**PROBLEM:** Select every line containing the word "this" from the material, and copy those lines.

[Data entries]
***

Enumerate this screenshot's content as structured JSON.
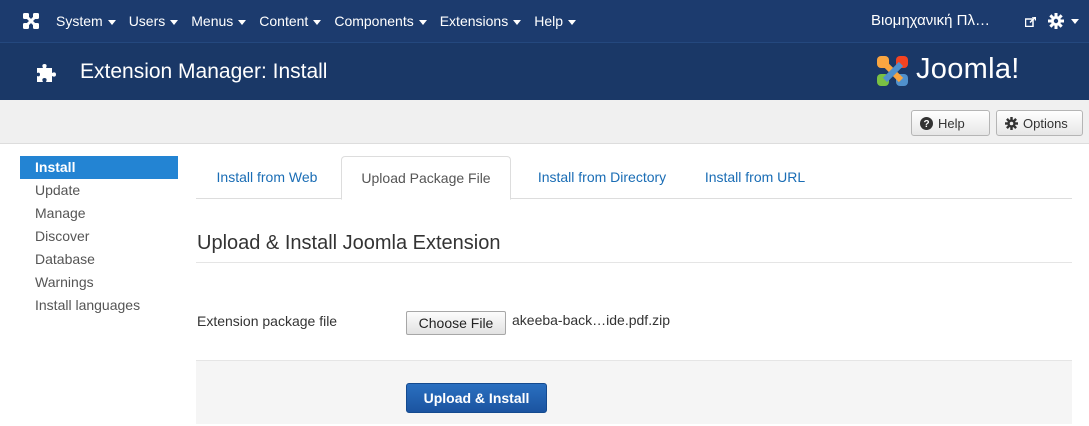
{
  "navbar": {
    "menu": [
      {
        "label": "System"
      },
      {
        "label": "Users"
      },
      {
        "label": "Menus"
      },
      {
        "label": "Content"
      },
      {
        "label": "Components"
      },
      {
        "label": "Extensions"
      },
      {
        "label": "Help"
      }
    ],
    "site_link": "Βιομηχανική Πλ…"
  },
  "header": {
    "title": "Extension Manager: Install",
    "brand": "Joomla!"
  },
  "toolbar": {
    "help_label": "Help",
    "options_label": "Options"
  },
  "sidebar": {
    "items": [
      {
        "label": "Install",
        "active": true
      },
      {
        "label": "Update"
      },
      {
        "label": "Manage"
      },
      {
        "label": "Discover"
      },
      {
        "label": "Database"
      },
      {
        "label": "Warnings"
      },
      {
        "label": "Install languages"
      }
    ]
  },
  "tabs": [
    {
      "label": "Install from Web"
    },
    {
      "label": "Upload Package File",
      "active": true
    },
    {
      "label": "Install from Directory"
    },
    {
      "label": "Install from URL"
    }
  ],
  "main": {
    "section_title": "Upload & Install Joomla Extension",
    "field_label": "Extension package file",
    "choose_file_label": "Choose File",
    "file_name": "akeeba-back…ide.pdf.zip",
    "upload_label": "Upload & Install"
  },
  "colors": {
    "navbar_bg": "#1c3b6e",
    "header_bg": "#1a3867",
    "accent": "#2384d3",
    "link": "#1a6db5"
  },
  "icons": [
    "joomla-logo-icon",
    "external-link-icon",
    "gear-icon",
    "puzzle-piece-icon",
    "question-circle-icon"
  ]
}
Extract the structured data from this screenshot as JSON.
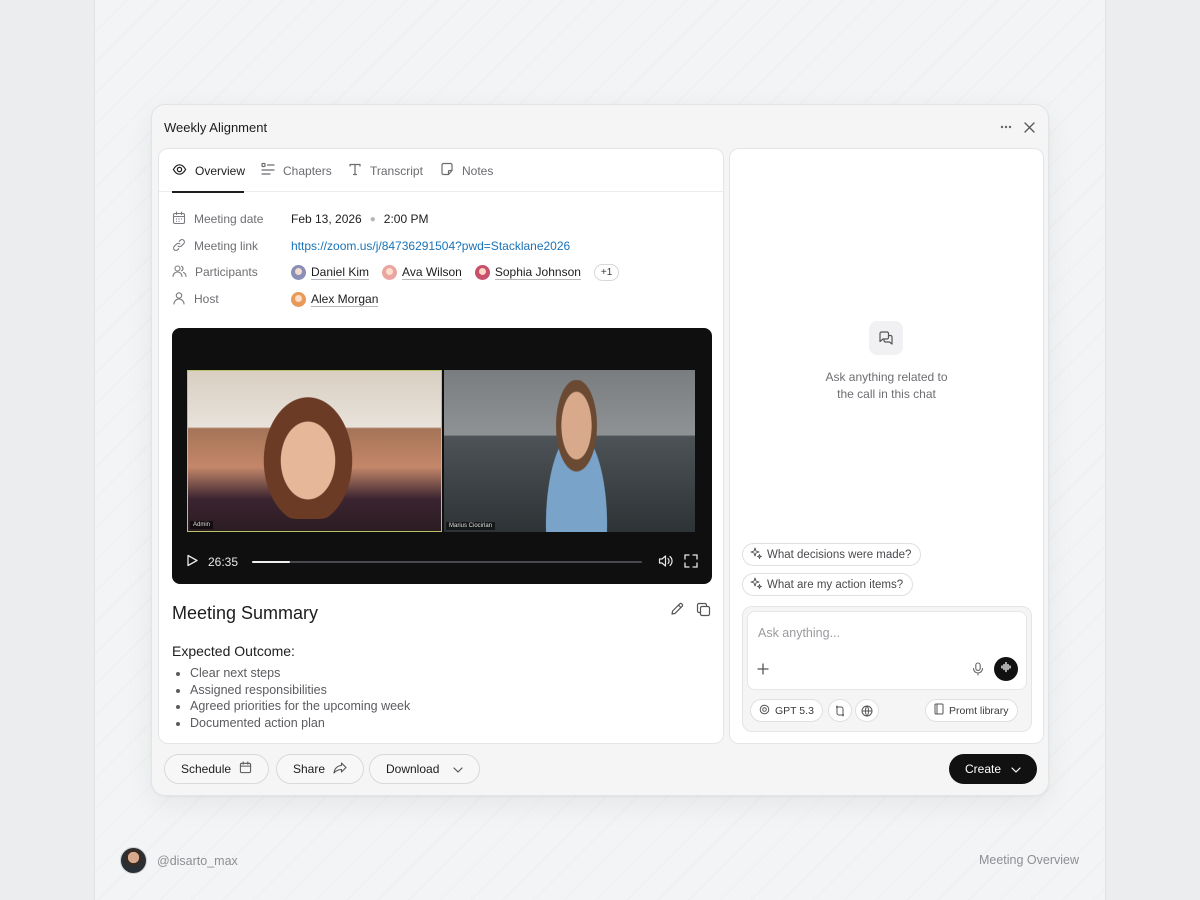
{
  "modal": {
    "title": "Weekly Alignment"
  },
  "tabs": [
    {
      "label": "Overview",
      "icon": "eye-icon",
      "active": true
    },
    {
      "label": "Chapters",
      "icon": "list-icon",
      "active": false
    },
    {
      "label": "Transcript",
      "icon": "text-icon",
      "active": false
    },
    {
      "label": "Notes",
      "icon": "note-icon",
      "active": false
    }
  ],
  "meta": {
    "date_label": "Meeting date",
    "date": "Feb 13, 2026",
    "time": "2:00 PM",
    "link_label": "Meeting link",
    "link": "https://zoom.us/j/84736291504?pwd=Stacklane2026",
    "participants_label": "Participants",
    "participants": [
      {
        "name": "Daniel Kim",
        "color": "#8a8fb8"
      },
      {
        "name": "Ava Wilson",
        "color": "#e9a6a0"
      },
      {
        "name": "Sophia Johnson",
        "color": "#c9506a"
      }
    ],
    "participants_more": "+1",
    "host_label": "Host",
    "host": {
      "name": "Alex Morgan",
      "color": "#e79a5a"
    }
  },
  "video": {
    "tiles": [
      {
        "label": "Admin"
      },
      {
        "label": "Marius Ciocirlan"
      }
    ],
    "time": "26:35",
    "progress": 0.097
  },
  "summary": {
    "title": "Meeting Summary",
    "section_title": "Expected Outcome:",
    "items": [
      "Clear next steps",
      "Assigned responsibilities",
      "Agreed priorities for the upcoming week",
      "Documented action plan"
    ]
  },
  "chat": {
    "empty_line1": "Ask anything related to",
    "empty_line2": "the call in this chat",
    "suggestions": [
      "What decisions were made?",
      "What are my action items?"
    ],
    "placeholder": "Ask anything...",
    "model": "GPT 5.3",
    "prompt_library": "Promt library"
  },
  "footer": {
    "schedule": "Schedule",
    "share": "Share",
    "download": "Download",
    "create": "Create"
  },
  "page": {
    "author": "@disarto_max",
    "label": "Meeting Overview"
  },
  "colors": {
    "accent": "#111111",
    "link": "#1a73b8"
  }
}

***

**FINAL RESULT:**
Enumerate this screenshot's content as structured JSON.
Extract the structured data from this screenshot as JSON.
    "empty_line2": "the call in this chat",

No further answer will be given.